> [Work to complete]
[1] Transcribe the passage of the OOM-killer email thread starting at "You mentioned earlier" and ending at "be more reasonable.".
[2] Write the next part of the email thread on memcg OOM protection, picking up right after its final sentence.

> [Excerpt to read]
•••••

How can an admin determine what is the current oom detection logic?
--
Michal Hocko
SUSE Labs
At 2023-05-22 21:03:50, "Michal Hocko" <[email protected]> wrote:
>[Sorry for a late reply but I was mostly offline last 2 weeks]
>
>On Tue 09-05-23 06:50:59, 程垲涛 Chengkaitao Cheng wrote:
>> At 2023-05-08 22:18:18, "Michal Hocko" <[email protected]> wrote:
>[...]
>> >Your cover letter mentions that then "all processes in the cgroup as a
>> >whole". That to me reads as oom.group oom killer policy. But a brief
>> >look into the patch suggests you are still looking at specific tasks and
>> >this has been a concern in the previous version of the patch because
>> >memcg accounting and per-process accounting are detached.
>>
>> I think the memcg accounting may be more reasonable, as its memory
>> statistics are more comprehensive, similar to active page cache, which
>> also increases the probability of OOM-kill. In the new patch, all the
>> shared memory will also consume the oom_protect quota of the memcg,
>> and the process's oom_protect quota of the memcg will decrease.
>
>I am sorry but I do not follow. Could you elaborate please? Are you
>arguing for per memcg or per process metrics?
You mentioned earlier that 'memcg accounting and per process accounting
are detached', and I may have misunderstood your question. I want to
express above that memcg accounting is more comprehensive than per process
accounting, and using memcg accounting in the OOM-killer mechanism would
be more reasonable.

•••••

> [Data shown]
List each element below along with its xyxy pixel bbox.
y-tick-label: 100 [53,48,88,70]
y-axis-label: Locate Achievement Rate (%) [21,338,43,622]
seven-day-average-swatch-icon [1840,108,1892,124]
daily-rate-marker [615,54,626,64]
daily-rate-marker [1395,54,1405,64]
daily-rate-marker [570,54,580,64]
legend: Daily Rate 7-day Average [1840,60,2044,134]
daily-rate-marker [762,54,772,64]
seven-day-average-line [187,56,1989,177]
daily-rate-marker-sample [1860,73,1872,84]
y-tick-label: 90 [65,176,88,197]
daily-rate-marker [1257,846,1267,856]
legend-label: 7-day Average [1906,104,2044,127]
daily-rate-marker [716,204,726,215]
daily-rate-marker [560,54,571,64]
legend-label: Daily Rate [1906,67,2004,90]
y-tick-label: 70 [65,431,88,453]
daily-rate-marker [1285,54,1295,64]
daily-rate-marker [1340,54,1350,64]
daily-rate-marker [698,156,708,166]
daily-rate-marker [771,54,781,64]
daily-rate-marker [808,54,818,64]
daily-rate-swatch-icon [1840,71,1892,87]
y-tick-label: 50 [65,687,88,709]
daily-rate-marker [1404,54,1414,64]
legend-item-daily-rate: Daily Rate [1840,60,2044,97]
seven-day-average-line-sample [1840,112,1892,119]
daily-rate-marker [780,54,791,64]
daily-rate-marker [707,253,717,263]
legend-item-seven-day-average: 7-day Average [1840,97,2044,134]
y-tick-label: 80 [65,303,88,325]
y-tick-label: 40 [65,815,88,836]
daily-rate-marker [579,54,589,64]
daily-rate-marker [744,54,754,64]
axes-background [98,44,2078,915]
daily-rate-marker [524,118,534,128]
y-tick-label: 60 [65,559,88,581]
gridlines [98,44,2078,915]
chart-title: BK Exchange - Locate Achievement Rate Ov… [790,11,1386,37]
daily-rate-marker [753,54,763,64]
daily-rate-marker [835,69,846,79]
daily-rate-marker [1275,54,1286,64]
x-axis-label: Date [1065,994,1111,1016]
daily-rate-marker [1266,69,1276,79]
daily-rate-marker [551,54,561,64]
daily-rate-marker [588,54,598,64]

•••••

> [Written answers]
[1]
You mentioned earlier that 'memcg accounting and per process accounting
are detached', and I may have misunderstood your question. I want to
express above that memcg accounting is more comprehensive than per process
accounting, and using memcg accounting in the OOM-killer mechanism would
be more reasonable.

[2]
>[...]
>
>> >> In the final discussion of patch v2, we discussed that although the adjustment range
>> >> of oom_score_adj is [-1000,1000], but essentially it only allows two usecases
>> >> (OOM_SCORE_ADJ_MIN, OOM_SCORE_ADJ_MAX) reliably. Everything in between is
>> >> clumsy at best. In order to solve this problem in the new patch, I introduced a new
>> >> indicator oom_kill_inherit, which counts the number of times the local and child
>> >> cgroups have been selected by the OOM killer of the ancestor cgroup. By observing
>> >> the proportion of oom_kill_inherit in the parent cgroup, I can effectively adjust the
>> >> value of oom_protect to achieve the best.
>> >
>> >What does the best mean in this context?
>>
>> I have created a new indicator oom_kill_inherit that maintains a negative correlation
>> with memory.oom.protect, so we have a ruler to measure the optimal value of
>> memory.oom.protect.
>
>An example might help here.
In my testing case, by adjusting memory.oom.protect, I was able to significantly
reduce the oom_kill_inherit of the corresponding cgroup. In a physical machine
with severely oversold memory, I divided all cgroups into three categories and
controlled their probability of being selected by the oom-killer to 0%,% 20,
and 80%, respectively.
>> >> about the semantics of non-leaf memcgs protection,
>> >> If a non-leaf memcg's oom_protect quota is set, its leaf memcg will proportionally
>> >> calculate the new effective oom_protect quota based on non-leaf memcg's quota.
>> >
>> >So the non-leaf memcg is never used as a target? What if the workload is
>> >distributed over several sub-groups? Our current oom.group
>> >implementation traverses the tree to find a common ancestor in the oom
>> >domain with the oom.group.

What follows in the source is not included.